== Data items ==
^^^^
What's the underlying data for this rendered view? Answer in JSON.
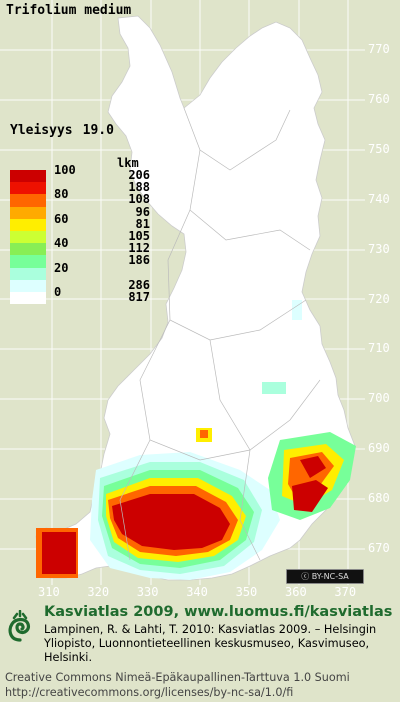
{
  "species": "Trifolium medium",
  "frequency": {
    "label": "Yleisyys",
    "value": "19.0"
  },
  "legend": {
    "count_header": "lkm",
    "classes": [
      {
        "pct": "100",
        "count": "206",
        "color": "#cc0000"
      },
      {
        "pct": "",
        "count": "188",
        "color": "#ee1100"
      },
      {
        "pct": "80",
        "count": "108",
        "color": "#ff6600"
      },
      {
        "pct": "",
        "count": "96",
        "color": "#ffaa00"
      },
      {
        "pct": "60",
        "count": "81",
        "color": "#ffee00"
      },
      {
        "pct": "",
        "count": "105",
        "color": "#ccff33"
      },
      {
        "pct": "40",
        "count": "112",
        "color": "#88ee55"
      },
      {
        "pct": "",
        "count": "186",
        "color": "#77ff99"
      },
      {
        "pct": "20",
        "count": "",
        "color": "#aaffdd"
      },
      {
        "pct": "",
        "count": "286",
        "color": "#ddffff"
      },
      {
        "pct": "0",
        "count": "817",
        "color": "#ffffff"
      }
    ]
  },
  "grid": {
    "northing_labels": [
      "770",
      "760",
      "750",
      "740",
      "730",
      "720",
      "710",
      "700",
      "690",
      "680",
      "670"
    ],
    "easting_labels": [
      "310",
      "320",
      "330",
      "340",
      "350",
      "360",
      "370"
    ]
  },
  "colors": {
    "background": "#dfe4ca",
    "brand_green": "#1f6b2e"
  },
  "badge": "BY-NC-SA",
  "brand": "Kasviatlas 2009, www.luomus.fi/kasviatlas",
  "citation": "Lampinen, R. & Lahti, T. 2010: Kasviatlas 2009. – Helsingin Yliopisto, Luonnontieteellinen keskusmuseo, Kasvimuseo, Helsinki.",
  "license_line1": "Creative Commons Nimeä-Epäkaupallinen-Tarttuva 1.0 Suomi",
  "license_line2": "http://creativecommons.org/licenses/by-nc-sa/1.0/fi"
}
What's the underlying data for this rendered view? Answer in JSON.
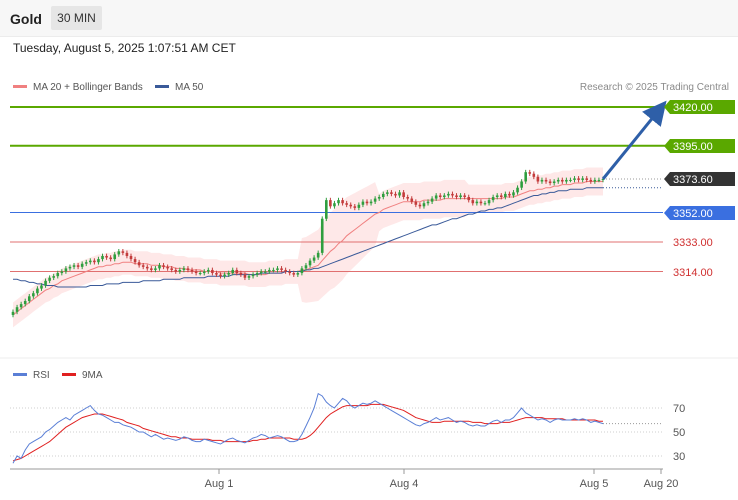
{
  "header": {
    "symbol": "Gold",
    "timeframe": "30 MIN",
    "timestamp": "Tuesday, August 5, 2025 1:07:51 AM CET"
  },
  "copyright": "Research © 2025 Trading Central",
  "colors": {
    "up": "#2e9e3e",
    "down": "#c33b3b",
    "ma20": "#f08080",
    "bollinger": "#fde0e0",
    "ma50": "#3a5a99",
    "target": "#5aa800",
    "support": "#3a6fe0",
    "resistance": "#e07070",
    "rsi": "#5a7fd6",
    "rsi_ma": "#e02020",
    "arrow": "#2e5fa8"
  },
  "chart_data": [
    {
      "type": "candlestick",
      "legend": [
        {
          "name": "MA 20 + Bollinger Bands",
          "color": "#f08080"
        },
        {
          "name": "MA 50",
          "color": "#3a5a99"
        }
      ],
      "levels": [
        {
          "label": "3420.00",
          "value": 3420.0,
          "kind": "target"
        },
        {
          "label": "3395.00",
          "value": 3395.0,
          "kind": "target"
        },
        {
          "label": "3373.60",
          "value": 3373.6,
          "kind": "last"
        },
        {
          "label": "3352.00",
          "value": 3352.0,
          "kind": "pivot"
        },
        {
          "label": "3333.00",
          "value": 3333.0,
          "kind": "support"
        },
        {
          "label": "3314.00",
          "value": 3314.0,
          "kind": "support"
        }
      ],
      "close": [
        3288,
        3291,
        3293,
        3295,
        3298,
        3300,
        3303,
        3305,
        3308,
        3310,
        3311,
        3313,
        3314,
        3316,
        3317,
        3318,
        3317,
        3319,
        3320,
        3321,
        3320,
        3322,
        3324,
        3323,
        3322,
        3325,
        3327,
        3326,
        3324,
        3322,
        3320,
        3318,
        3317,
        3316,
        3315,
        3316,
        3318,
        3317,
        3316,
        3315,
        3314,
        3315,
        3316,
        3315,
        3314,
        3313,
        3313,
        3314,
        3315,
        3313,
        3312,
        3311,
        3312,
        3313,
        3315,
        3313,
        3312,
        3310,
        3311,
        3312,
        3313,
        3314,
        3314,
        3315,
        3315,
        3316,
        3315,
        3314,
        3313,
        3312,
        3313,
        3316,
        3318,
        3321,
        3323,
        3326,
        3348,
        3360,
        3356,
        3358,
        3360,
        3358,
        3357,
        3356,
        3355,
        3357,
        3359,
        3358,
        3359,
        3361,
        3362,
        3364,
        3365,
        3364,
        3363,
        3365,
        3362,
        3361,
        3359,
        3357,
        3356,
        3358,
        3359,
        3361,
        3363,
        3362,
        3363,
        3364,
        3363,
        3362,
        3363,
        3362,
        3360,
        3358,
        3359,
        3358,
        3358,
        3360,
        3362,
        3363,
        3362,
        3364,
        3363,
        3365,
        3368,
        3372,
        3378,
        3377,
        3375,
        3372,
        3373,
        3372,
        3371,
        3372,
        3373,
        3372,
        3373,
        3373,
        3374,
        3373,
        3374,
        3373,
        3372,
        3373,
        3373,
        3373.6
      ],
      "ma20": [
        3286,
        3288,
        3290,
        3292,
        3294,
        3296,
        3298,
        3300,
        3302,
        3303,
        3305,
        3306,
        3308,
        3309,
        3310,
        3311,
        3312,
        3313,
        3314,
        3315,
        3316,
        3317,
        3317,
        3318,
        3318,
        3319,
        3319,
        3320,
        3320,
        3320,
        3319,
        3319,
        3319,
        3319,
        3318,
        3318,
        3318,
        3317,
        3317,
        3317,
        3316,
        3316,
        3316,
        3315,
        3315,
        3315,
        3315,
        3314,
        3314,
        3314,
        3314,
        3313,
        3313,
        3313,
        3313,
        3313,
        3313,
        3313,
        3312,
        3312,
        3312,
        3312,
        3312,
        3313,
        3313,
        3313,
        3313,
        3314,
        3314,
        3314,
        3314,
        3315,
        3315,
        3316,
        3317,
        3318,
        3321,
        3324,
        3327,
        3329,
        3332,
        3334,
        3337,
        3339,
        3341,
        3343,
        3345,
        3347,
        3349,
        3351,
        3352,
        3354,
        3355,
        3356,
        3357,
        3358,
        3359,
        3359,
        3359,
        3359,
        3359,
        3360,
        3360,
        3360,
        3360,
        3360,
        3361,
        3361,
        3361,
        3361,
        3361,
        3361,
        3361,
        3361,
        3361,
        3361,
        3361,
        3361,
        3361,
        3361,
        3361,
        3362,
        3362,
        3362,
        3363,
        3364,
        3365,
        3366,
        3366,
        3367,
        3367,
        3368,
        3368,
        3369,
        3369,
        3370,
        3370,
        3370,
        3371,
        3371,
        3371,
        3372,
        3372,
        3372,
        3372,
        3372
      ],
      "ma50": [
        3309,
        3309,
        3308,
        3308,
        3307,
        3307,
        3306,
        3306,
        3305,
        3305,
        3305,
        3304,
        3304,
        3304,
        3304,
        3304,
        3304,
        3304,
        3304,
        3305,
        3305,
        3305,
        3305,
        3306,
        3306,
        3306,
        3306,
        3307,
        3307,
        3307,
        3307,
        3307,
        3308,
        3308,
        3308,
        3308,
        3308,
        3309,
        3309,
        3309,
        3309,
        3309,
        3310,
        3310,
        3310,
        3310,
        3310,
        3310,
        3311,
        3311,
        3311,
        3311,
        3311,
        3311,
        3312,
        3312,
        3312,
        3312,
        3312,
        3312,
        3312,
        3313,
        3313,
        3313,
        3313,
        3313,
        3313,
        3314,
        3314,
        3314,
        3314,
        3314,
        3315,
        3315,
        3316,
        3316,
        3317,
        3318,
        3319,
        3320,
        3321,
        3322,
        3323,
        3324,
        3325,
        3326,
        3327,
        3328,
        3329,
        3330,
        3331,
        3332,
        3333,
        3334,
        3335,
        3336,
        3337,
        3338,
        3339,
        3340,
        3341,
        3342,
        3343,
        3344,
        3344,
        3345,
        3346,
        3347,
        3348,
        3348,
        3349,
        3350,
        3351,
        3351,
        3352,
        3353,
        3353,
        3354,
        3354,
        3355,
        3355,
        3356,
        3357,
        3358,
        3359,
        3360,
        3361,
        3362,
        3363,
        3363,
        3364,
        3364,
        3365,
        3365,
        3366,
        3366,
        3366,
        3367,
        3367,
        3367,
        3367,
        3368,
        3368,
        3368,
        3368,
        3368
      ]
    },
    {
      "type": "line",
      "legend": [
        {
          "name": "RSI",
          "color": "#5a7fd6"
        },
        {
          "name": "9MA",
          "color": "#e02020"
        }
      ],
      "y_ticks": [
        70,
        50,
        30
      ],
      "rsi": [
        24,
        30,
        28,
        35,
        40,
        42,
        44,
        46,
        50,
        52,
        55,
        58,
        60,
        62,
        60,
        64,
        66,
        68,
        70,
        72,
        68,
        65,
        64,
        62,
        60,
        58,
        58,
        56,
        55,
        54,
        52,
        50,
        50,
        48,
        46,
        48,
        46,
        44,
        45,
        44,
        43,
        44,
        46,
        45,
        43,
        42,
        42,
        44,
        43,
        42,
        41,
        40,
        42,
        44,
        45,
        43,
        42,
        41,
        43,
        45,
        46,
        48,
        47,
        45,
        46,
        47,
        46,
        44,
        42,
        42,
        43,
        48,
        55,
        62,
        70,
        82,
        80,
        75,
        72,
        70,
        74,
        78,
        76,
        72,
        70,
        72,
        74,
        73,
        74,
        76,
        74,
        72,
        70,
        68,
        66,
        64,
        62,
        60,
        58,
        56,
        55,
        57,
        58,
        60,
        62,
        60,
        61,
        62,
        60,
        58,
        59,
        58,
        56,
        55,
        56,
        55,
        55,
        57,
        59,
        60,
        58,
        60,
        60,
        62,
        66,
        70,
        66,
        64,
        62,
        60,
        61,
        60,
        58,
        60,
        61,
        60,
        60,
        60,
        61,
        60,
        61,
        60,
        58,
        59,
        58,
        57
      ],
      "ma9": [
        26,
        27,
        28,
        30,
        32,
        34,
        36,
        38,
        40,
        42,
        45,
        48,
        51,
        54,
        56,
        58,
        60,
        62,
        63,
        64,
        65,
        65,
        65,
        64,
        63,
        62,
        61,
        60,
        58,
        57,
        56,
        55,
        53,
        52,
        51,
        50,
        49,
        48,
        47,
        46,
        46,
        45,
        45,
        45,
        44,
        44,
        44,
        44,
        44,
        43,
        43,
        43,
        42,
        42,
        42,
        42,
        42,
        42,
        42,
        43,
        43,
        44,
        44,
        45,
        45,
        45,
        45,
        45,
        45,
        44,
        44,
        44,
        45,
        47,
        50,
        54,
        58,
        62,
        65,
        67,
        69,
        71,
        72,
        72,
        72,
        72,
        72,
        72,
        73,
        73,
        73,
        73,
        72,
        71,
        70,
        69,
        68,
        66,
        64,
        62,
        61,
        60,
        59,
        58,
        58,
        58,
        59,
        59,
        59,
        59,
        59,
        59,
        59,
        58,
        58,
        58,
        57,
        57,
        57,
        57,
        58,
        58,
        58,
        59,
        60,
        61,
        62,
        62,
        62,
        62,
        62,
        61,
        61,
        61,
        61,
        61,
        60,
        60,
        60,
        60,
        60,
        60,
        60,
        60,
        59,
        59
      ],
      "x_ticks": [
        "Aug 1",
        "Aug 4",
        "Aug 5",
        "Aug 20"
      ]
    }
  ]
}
^^^^
== SHORT TASK ==
From the entries above, copy every line that holds the word "name".

== SOLUTION FOR THIS TASK ==
          "name": "MA 20 + Bollinger Bands",
          "name": "MA 50",
          "name": "RSI",
          "name": "9MA",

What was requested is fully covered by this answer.